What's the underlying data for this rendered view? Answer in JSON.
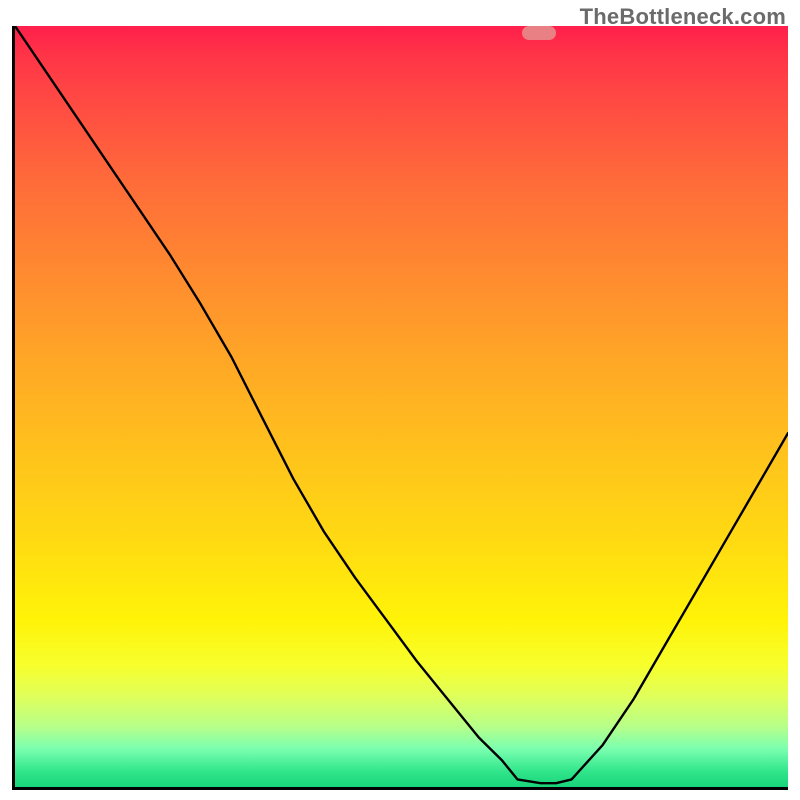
{
  "watermark": "TheBottleneck.com",
  "marker": {
    "x_frac": 0.675,
    "y_frac": 0.992
  },
  "chart_data": {
    "type": "line",
    "title": "",
    "xlabel": "",
    "ylabel": "",
    "xlim": [
      0,
      1
    ],
    "ylim": [
      0,
      1
    ],
    "x": [
      0.0,
      0.05,
      0.1,
      0.15,
      0.2,
      0.24,
      0.28,
      0.32,
      0.36,
      0.4,
      0.44,
      0.48,
      0.52,
      0.56,
      0.6,
      0.63,
      0.65,
      0.68,
      0.7,
      0.72,
      0.76,
      0.8,
      0.84,
      0.88,
      0.92,
      0.96,
      1.0
    ],
    "values": [
      1.0,
      0.925,
      0.85,
      0.775,
      0.7,
      0.635,
      0.565,
      0.485,
      0.405,
      0.335,
      0.275,
      0.22,
      0.165,
      0.115,
      0.065,
      0.035,
      0.01,
      0.005,
      0.005,
      0.01,
      0.055,
      0.115,
      0.185,
      0.255,
      0.325,
      0.395,
      0.465
    ],
    "note": "x and y are normalized fractions of the plot area (0 = left/bottom, 1 = right/top); no numeric axis ticks are shown in the image"
  }
}
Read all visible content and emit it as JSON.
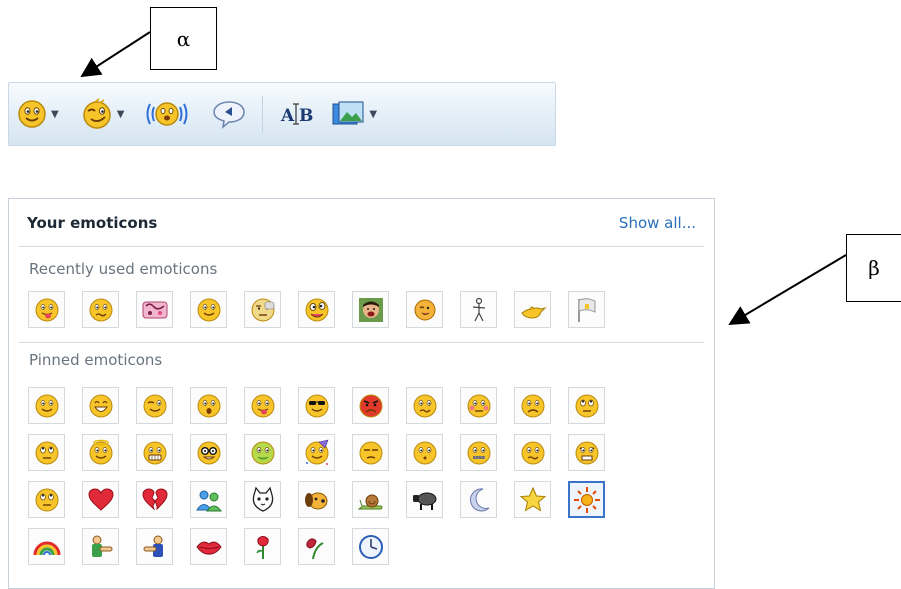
{
  "callouts": {
    "alpha": "α",
    "beta": "β"
  },
  "toolbar": {
    "buttons": [
      {
        "name": "emoticon-button",
        "icon": "smiley-icon",
        "dropdown": true
      },
      {
        "name": "winks-button",
        "icon": "wink-icon",
        "dropdown": true
      },
      {
        "name": "nudge-button",
        "icon": "nudge-icon",
        "dropdown": false
      },
      {
        "name": "voice-clip-button",
        "icon": "speech-bubble-icon",
        "dropdown": false
      },
      {
        "name": "font-button",
        "icon": "font-icon",
        "dropdown": false,
        "text": "AB"
      },
      {
        "name": "background-button",
        "icon": "picture-icon",
        "dropdown": true
      }
    ]
  },
  "panel": {
    "title": "Your emoticons",
    "show_all": "Show all...",
    "recent_label": "Recently used emoticons",
    "pinned_label": "Pinned emoticons",
    "recent": [
      "tongue-out",
      "confused",
      "party-animal",
      "smile",
      "thinking",
      "crazy-face",
      "photo-face",
      "wink-ball",
      "stick-figure",
      "genie-lamp",
      "flag"
    ],
    "pinned": [
      "smile",
      "open-mouth-smile",
      "wink",
      "surprised",
      "tongue-out",
      "cool-sunglasses",
      "angry",
      "confused",
      "embarrassed",
      "sad",
      "eye-roll",
      "eye-roll",
      "angel",
      "grimace",
      "nerd",
      "sick",
      "party",
      "sarcastic",
      "secret",
      "zipped-lips",
      "confused-2",
      "baring-teeth",
      "eye-roll",
      "red-heart",
      "broken-heart",
      "buddies",
      "cat",
      "dog",
      "snail",
      "sheep",
      "moon",
      "star",
      "sun",
      "rainbow",
      "boy-hug",
      "girl-hug",
      "red-lips",
      "red-rose",
      "wilted-rose",
      "clock"
    ],
    "selected_pinned_index": 32
  },
  "colors": {
    "link": "#2a6fb8",
    "selection": "#3a73c9",
    "toolbar_border": "#c9d8e6"
  }
}
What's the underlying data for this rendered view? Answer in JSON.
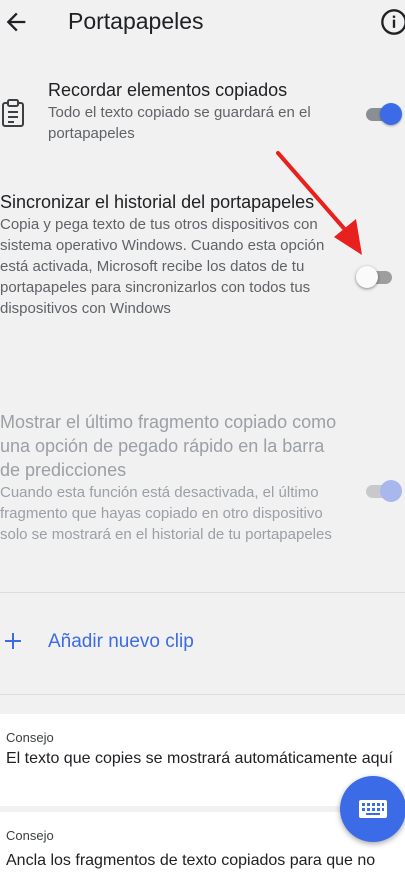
{
  "header": {
    "title": "Portapapeles"
  },
  "settings": [
    {
      "title": "Recordar elementos copiados",
      "description": "Todo el texto copiado se guardará en el portapapeles",
      "enabled": true
    },
    {
      "title": "Sincronizar el historial del portapapeles",
      "description": "Copia y pega texto de tus otros dispositivos con sistema operativo Windows. Cuando esta opción está activada, Microsoft recibe los datos de tu portapapeles para sincronizarlos con todos tus dispositivos con Windows",
      "enabled": false
    },
    {
      "title": "Mostrar el último fragmento copiado como una opción de pegado rápido en la barra de predicciones",
      "description": "Cuando esta función está desactivada, el último fragmento que hayas copiado en otro dispositivo solo se mostrará en el historial de tu portapapeles",
      "enabled": true,
      "disabled": true
    }
  ],
  "add_clip": {
    "label": "Añadir nuevo clip"
  },
  "tips": [
    {
      "label": "Consejo",
      "text": "El texto que copies se mostrará automáticamente aquí"
    },
    {
      "label": "Consejo",
      "text": "Ancla los fragmentos de texto copiados para que no"
    }
  ],
  "colors": {
    "accent": "#3c6be8",
    "annotation": "#e8201e"
  },
  "icons": {
    "back": "arrow-left",
    "info": "info-circle",
    "clipboard": "clipboard",
    "add": "plus",
    "fab": "keyboard"
  }
}
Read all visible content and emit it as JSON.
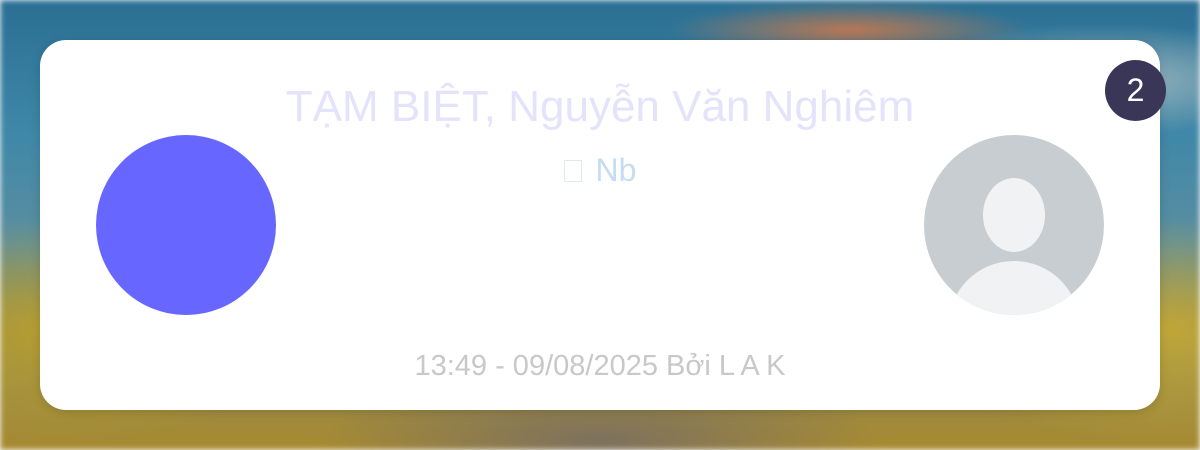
{
  "card": {
    "title": "TẠM BIỆT, Nguyễn Văn Nghiêm",
    "tag": {
      "icon": "missing-glyph-icon",
      "label": "Nb"
    },
    "footer": "13:49 - 09/08/2025 Bởi L A K",
    "left_avatar": {
      "color": "#6767ff"
    },
    "right_avatar": {
      "icon": "default-user-avatar-icon"
    }
  },
  "badge": {
    "count": "2"
  },
  "colors": {
    "title": "#e3e3fb",
    "tag": "#c6dcf2",
    "footer": "#c8c8c8",
    "badge_bg": "#393658"
  }
}
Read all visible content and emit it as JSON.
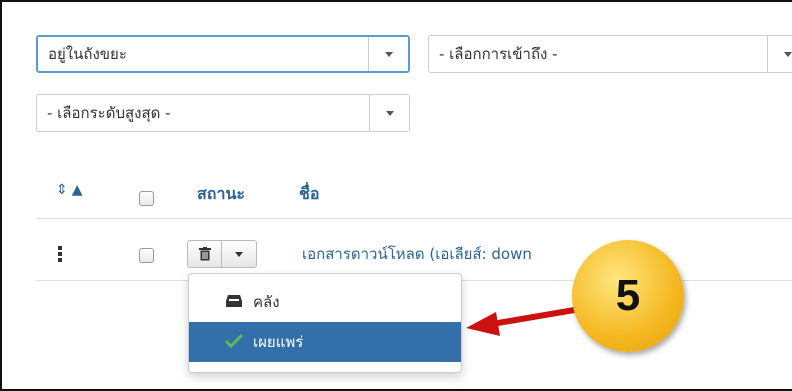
{
  "filters": {
    "status_value": "อยู่ในถังขยะ",
    "access_placeholder": "- เลือกการเข้าถึง -",
    "level_placeholder": "- เลือกระดับสูงสุด -"
  },
  "table": {
    "headers": {
      "status": "สถานะ",
      "title": "ชื่อ"
    },
    "rows": [
      {
        "title": "เอกสารดาวน์โหลด (เอเลียส์: down"
      }
    ]
  },
  "status_menu": {
    "items": [
      {
        "label": "คลัง",
        "icon": "archive-icon",
        "active": false
      },
      {
        "label": "เผยแพร่",
        "icon": "check-icon",
        "active": true
      }
    ]
  },
  "annotation": {
    "step": "5"
  },
  "colors": {
    "link": "#2a6496",
    "menu_active": "#336fa8",
    "callout": "#f4b820",
    "arrow": "#cc1111",
    "check": "#5cb85c"
  }
}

### WHAT YOU ARE ASKED TO DO
Print all entries exactly. The images do not belong in the copy.

### RESULT OF THIS TASK
What's the underlying data for this rendered view? Answer in JSON.
{
  "watermark": "TheBottleneck.com",
  "marker": {
    "x_frac": 0.675,
    "y_frac": 0.992
  },
  "chart_data": {
    "type": "line",
    "title": "",
    "xlabel": "",
    "ylabel": "",
    "xlim": [
      0,
      1
    ],
    "ylim": [
      0,
      1
    ],
    "x": [
      0.0,
      0.05,
      0.1,
      0.15,
      0.2,
      0.24,
      0.28,
      0.32,
      0.36,
      0.4,
      0.44,
      0.48,
      0.52,
      0.56,
      0.6,
      0.63,
      0.65,
      0.68,
      0.7,
      0.72,
      0.76,
      0.8,
      0.84,
      0.88,
      0.92,
      0.96,
      1.0
    ],
    "values": [
      1.0,
      0.925,
      0.85,
      0.775,
      0.7,
      0.635,
      0.565,
      0.485,
      0.405,
      0.335,
      0.275,
      0.22,
      0.165,
      0.115,
      0.065,
      0.035,
      0.01,
      0.005,
      0.005,
      0.01,
      0.055,
      0.115,
      0.185,
      0.255,
      0.325,
      0.395,
      0.465
    ],
    "note": "x and y are normalized fractions of the plot area (0 = left/bottom, 1 = right/top); no numeric axis ticks are shown in the image"
  }
}
Read all visible content and emit it as JSON.
{
  "callouts": {
    "alpha": "α",
    "beta": "β"
  },
  "toolbar": {
    "buttons": [
      {
        "name": "emoticon-button",
        "icon": "smiley-icon",
        "dropdown": true
      },
      {
        "name": "winks-button",
        "icon": "wink-icon",
        "dropdown": true
      },
      {
        "name": "nudge-button",
        "icon": "nudge-icon",
        "dropdown": false
      },
      {
        "name": "voice-clip-button",
        "icon": "speech-bubble-icon",
        "dropdown": false
      },
      {
        "name": "font-button",
        "icon": "font-icon",
        "dropdown": false,
        "text": "AB"
      },
      {
        "name": "background-button",
        "icon": "picture-icon",
        "dropdown": true
      }
    ]
  },
  "panel": {
    "title": "Your emoticons",
    "show_all": "Show all...",
    "recent_label": "Recently used emoticons",
    "pinned_label": "Pinned emoticons",
    "recent": [
      "tongue-out",
      "confused",
      "party-animal",
      "smile",
      "thinking",
      "crazy-face",
      "photo-face",
      "wink-ball",
      "stick-figure",
      "genie-lamp",
      "flag"
    ],
    "pinned": [
      "smile",
      "open-mouth-smile",
      "wink",
      "surprised",
      "tongue-out",
      "cool-sunglasses",
      "angry",
      "confused",
      "embarrassed",
      "sad",
      "eye-roll",
      "eye-roll",
      "angel",
      "grimace",
      "nerd",
      "sick",
      "party",
      "sarcastic",
      "secret",
      "zipped-lips",
      "confused-2",
      "baring-teeth",
      "eye-roll",
      "red-heart",
      "broken-heart",
      "buddies",
      "cat",
      "dog",
      "snail",
      "sheep",
      "moon",
      "star",
      "sun",
      "rainbow",
      "boy-hug",
      "girl-hug",
      "red-lips",
      "red-rose",
      "wilted-rose",
      "clock"
    ],
    "selected_pinned_index": 32
  },
  "colors": {
    "link": "#2a6fb8",
    "selection": "#3a73c9",
    "toolbar_border": "#c9d8e6"
  }
}
What's the underlying data for this rendered view? Answer in JSON.
{
  "header": {
    "title": "Portapapeles"
  },
  "settings": [
    {
      "title": "Recordar elementos copiados",
      "description": "Todo el texto copiado se guardará en el portapapeles",
      "enabled": true
    },
    {
      "title": "Sincronizar el historial del portapapeles",
      "description": "Copia y pega texto de tus otros dispositivos con sistema operativo Windows. Cuando esta opción está activada, Microsoft recibe los datos de tu portapapeles para sincronizarlos con todos tus dispositivos con Windows",
      "enabled": false
    },
    {
      "title": "Mostrar el último fragmento copiado como una opción de pegado rápido en la barra de predicciones",
      "description": "Cuando esta función está desactivada, el último fragmento que hayas copiado en otro dispositivo solo se mostrará en el historial de tu portapapeles",
      "enabled": true,
      "disabled": true
    }
  ],
  "add_clip": {
    "label": "Añadir nuevo clip"
  },
  "tips": [
    {
      "label": "Consejo",
      "text": "El texto que copies se mostrará automáticamente aquí"
    },
    {
      "label": "Consejo",
      "text": "Ancla los fragmentos de texto copiados para que no"
    }
  ],
  "colors": {
    "accent": "#3c6be8",
    "annotation": "#e8201e"
  },
  "icons": {
    "back": "arrow-left",
    "info": "info-circle",
    "clipboard": "clipboard",
    "add": "plus",
    "fab": "keyboard"
  }
}
Read all visible content and emit it as JSON.
{
  "card": {
    "title": "TẠM BIỆT, Nguyễn Văn Nghiêm",
    "tag": {
      "icon": "missing-glyph-icon",
      "label": "Nb"
    },
    "footer": "13:49 - 09/08/2025 Bởi L A K",
    "left_avatar": {
      "color": "#6767ff"
    },
    "right_avatar": {
      "icon": "default-user-avatar-icon"
    }
  },
  "badge": {
    "count": "2"
  },
  "colors": {
    "title": "#e3e3fb",
    "tag": "#c6dcf2",
    "footer": "#c8c8c8",
    "badge_bg": "#393658"
  }
}
Read all visible content and emit it as JSON.
{
  "filters": {
    "status_value": "อยู่ในถังขยะ",
    "access_placeholder": "- เลือกการเข้าถึง -",
    "level_placeholder": "- เลือกระดับสูงสุด -"
  },
  "table": {
    "headers": {
      "status": "สถานะ",
      "title": "ชื่อ"
    },
    "rows": [
      {
        "title": "เอกสารดาวน์โหลด (เอเลียส์: down"
      }
    ]
  },
  "status_menu": {
    "items": [
      {
        "label": "คลัง",
        "icon": "archive-icon",
        "active": false
      },
      {
        "label": "เผยแพร่",
        "icon": "check-icon",
        "active": true
      }
    ]
  },
  "annotation": {
    "step": "5"
  },
  "colors": {
    "link": "#2a6496",
    "menu_active": "#336fa8",
    "callout": "#f4b820",
    "arrow": "#cc1111",
    "check": "#5cb85c"
  }
}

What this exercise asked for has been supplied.